** START OF Supplied data **
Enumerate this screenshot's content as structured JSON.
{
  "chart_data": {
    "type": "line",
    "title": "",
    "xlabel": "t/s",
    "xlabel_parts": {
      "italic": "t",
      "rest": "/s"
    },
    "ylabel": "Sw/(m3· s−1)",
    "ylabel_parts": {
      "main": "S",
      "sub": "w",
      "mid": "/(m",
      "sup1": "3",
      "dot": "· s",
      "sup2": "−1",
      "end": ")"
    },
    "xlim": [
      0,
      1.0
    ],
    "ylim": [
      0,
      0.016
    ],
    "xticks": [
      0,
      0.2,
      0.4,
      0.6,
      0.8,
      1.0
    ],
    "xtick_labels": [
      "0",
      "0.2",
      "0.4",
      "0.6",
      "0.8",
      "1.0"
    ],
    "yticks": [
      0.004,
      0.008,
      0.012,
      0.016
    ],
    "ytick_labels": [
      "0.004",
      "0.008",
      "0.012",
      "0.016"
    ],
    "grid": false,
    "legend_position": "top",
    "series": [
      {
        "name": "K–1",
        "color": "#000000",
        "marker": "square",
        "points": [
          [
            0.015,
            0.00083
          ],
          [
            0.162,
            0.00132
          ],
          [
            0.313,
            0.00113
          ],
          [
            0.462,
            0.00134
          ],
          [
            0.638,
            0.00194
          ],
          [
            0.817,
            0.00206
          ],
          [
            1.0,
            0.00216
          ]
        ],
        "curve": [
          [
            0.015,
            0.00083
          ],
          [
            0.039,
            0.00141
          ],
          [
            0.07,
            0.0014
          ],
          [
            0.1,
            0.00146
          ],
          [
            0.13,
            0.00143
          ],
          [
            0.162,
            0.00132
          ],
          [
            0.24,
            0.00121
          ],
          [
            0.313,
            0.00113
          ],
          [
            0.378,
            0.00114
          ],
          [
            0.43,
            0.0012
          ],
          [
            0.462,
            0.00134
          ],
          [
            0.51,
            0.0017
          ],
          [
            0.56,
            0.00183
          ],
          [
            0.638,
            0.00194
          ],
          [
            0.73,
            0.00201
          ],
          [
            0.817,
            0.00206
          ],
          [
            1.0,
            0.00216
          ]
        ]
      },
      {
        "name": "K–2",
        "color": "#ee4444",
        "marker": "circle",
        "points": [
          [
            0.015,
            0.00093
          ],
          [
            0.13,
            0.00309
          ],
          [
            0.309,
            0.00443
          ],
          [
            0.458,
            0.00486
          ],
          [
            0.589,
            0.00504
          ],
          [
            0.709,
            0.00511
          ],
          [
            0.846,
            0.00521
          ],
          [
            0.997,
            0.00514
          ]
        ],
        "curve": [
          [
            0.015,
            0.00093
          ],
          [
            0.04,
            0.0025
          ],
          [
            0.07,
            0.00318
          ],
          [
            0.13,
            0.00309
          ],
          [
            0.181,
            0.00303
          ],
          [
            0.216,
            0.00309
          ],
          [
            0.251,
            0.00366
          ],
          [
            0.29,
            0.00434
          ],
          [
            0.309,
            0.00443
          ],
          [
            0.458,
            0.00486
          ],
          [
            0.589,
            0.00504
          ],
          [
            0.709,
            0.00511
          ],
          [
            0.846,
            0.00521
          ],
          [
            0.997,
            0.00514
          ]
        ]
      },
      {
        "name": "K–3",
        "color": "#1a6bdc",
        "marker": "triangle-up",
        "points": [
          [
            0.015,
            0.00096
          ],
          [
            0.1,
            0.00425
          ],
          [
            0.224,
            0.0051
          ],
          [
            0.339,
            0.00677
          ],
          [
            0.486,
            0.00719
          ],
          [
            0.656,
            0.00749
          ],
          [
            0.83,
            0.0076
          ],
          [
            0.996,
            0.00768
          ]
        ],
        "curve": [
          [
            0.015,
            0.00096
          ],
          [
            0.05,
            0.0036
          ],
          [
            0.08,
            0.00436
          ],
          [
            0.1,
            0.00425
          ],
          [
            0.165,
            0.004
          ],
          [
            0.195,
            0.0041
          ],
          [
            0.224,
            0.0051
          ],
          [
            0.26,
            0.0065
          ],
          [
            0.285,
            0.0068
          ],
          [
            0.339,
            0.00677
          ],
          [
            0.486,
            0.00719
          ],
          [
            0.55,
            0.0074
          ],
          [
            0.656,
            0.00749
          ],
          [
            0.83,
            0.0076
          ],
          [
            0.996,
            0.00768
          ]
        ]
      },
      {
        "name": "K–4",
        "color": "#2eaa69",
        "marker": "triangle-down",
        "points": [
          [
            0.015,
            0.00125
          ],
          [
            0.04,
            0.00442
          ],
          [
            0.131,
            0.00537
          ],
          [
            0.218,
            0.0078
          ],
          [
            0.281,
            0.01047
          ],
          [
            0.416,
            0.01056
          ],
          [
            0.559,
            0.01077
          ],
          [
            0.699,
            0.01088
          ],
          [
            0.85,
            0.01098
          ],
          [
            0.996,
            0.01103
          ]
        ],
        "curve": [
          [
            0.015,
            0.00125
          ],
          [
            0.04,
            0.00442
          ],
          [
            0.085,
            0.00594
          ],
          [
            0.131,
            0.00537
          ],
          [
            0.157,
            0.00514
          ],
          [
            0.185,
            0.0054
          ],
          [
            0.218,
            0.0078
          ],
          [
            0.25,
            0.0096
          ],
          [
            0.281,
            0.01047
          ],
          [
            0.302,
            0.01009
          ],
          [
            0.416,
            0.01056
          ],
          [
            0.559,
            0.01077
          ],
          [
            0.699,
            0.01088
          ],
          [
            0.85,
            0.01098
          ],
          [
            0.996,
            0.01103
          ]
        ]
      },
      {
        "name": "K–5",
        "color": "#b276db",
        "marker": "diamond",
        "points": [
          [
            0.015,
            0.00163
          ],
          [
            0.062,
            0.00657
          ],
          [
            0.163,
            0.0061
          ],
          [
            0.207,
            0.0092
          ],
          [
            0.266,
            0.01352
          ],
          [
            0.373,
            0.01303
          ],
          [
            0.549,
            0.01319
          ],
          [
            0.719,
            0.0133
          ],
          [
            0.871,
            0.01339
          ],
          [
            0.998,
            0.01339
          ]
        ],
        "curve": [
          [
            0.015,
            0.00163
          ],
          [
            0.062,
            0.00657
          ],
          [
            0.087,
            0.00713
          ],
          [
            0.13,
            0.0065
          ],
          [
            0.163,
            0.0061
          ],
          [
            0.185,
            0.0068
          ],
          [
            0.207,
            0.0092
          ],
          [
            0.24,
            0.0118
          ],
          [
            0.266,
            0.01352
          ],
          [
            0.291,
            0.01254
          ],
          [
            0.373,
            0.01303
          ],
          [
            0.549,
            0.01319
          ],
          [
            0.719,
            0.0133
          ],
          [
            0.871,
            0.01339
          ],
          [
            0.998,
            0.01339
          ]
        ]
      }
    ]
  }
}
** END OF Supplied data **
In the material above, find each line that contains the word "name", and select it.

        "name": "K–1",
        "name": "K–2",
        "name": "K–3",
        "name": "K–4",
        "name": "K–5",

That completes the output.